- _Data lines_:

[Begin]

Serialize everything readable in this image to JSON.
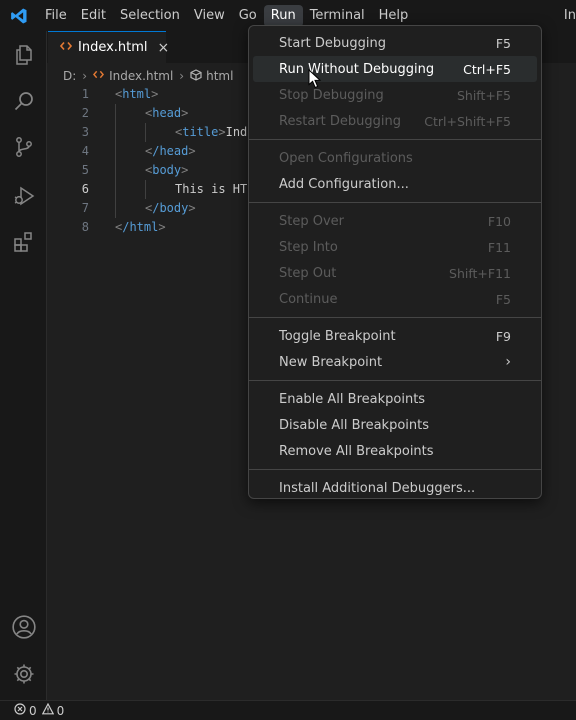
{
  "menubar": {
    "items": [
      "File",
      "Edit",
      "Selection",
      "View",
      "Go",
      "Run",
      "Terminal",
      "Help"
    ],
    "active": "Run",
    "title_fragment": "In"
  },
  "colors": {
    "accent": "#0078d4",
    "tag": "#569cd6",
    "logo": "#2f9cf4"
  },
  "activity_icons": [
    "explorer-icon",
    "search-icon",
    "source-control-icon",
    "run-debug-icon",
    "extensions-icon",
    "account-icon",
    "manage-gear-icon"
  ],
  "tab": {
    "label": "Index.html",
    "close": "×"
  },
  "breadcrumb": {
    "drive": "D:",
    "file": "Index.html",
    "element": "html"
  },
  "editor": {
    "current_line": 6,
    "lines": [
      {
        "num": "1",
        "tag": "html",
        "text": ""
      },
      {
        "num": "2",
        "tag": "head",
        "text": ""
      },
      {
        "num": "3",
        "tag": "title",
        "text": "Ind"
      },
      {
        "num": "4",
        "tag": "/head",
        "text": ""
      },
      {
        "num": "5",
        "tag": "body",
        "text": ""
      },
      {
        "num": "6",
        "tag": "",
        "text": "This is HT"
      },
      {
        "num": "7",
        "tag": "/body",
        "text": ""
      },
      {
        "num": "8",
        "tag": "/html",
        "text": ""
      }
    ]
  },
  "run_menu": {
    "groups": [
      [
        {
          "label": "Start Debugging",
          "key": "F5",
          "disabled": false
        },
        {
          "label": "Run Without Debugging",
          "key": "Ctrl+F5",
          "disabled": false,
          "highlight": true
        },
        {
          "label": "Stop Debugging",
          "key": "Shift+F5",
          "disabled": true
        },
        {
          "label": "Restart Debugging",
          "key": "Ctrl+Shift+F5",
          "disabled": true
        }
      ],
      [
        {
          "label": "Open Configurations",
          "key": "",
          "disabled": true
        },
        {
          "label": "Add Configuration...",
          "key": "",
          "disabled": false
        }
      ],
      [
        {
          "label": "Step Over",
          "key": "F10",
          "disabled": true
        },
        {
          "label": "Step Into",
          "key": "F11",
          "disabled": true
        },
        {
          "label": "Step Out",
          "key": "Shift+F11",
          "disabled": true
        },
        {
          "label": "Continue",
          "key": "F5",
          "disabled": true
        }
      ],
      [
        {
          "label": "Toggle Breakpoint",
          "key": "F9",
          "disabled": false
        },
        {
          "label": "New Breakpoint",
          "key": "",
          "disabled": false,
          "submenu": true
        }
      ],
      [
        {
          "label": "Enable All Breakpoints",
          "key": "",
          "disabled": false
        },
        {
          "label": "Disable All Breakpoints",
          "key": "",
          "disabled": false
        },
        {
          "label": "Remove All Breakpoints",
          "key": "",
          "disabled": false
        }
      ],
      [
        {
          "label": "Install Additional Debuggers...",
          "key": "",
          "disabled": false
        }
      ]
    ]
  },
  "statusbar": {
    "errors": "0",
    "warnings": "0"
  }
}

[End]
[Begin]

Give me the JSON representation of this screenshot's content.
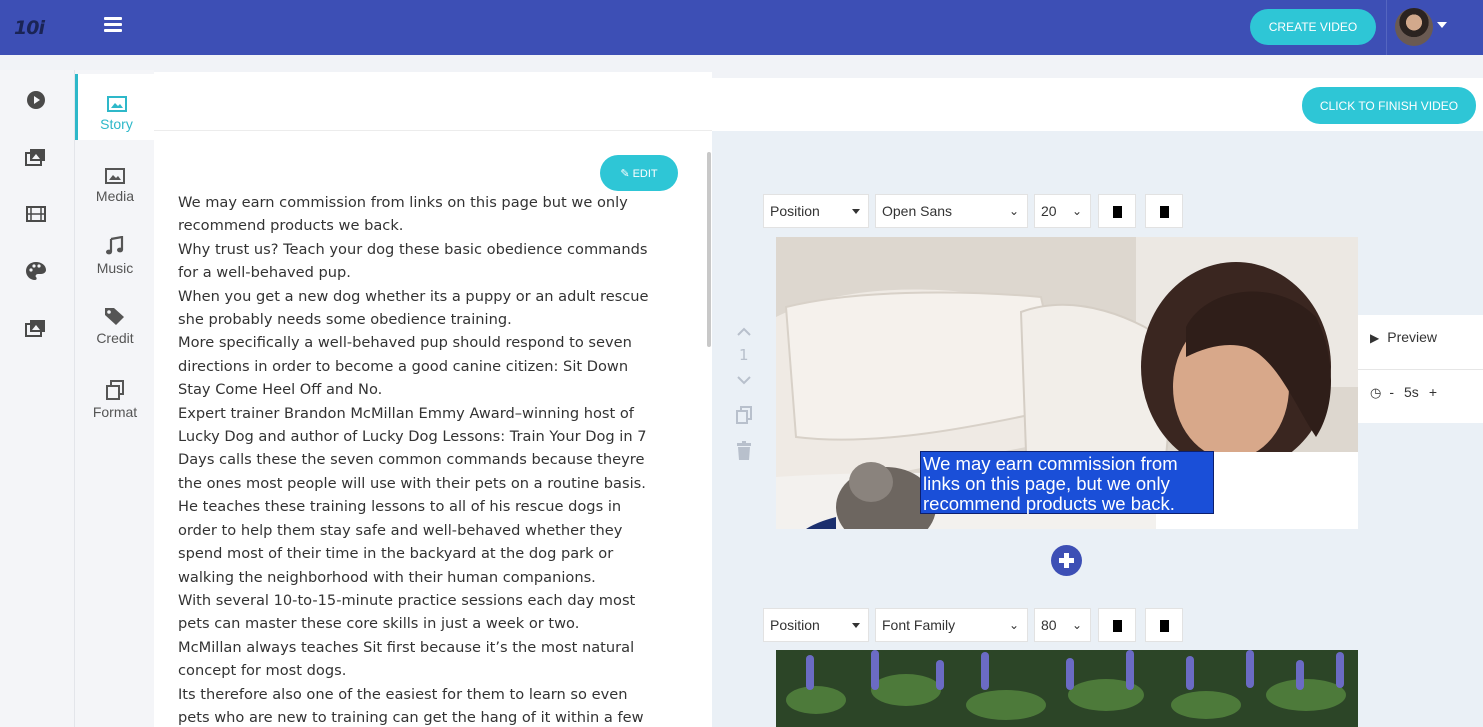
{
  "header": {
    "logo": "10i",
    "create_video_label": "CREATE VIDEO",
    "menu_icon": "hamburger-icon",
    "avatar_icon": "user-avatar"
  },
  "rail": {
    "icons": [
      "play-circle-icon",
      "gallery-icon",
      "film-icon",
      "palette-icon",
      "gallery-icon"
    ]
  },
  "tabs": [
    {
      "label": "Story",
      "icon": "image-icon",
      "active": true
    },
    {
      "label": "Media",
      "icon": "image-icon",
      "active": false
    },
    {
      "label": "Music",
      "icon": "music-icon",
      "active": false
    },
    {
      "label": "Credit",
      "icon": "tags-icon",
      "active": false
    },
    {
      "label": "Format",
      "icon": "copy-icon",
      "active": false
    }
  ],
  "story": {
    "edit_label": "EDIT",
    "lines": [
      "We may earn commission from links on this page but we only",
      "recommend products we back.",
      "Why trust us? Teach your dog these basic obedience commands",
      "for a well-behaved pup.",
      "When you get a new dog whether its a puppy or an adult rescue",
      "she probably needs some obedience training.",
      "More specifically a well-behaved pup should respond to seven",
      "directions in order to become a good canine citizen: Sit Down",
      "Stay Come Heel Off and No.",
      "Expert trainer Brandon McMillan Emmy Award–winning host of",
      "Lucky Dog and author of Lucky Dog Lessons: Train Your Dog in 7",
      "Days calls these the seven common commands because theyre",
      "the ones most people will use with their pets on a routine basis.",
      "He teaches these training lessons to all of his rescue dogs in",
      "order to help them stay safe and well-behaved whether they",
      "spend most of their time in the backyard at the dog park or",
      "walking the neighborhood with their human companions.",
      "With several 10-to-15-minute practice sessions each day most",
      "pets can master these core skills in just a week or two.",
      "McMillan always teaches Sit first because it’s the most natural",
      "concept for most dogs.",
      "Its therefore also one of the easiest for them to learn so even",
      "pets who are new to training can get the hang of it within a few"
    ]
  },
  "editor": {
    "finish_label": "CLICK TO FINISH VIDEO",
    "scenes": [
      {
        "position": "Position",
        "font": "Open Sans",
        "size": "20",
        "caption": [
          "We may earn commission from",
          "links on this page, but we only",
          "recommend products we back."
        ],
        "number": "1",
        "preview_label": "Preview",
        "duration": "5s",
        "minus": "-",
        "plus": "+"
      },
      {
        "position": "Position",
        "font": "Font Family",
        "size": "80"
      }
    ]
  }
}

[End]
[Begin]

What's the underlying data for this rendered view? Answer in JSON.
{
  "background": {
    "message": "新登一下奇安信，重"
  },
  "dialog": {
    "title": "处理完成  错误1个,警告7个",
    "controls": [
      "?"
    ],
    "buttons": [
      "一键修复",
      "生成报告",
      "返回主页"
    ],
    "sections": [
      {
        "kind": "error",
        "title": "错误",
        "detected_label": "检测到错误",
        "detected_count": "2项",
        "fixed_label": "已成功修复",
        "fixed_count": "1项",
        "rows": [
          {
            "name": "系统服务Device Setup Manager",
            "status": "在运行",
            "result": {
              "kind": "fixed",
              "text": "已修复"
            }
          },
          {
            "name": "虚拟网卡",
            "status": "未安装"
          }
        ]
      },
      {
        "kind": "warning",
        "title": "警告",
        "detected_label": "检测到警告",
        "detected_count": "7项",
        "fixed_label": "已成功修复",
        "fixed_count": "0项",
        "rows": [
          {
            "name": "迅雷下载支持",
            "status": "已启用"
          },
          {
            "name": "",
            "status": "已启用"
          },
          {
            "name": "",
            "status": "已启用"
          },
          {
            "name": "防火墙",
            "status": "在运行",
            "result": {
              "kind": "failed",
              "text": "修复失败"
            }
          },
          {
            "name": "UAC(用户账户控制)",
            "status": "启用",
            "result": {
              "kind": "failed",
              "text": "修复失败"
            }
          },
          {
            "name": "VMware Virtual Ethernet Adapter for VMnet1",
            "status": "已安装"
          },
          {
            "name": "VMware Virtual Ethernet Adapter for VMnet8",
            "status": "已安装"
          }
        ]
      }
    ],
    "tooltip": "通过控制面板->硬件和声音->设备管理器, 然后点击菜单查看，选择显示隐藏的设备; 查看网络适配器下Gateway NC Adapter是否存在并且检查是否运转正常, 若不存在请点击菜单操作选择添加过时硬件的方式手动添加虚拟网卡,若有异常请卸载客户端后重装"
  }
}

[End]

- _Your goal_:
Make a copy of each line that contains the string "rescue".

- _Task result_:
      "When you get a new dog whether its a puppy or an adult rescue",
      "He teaches these training lessons to all of his rescue dogs in",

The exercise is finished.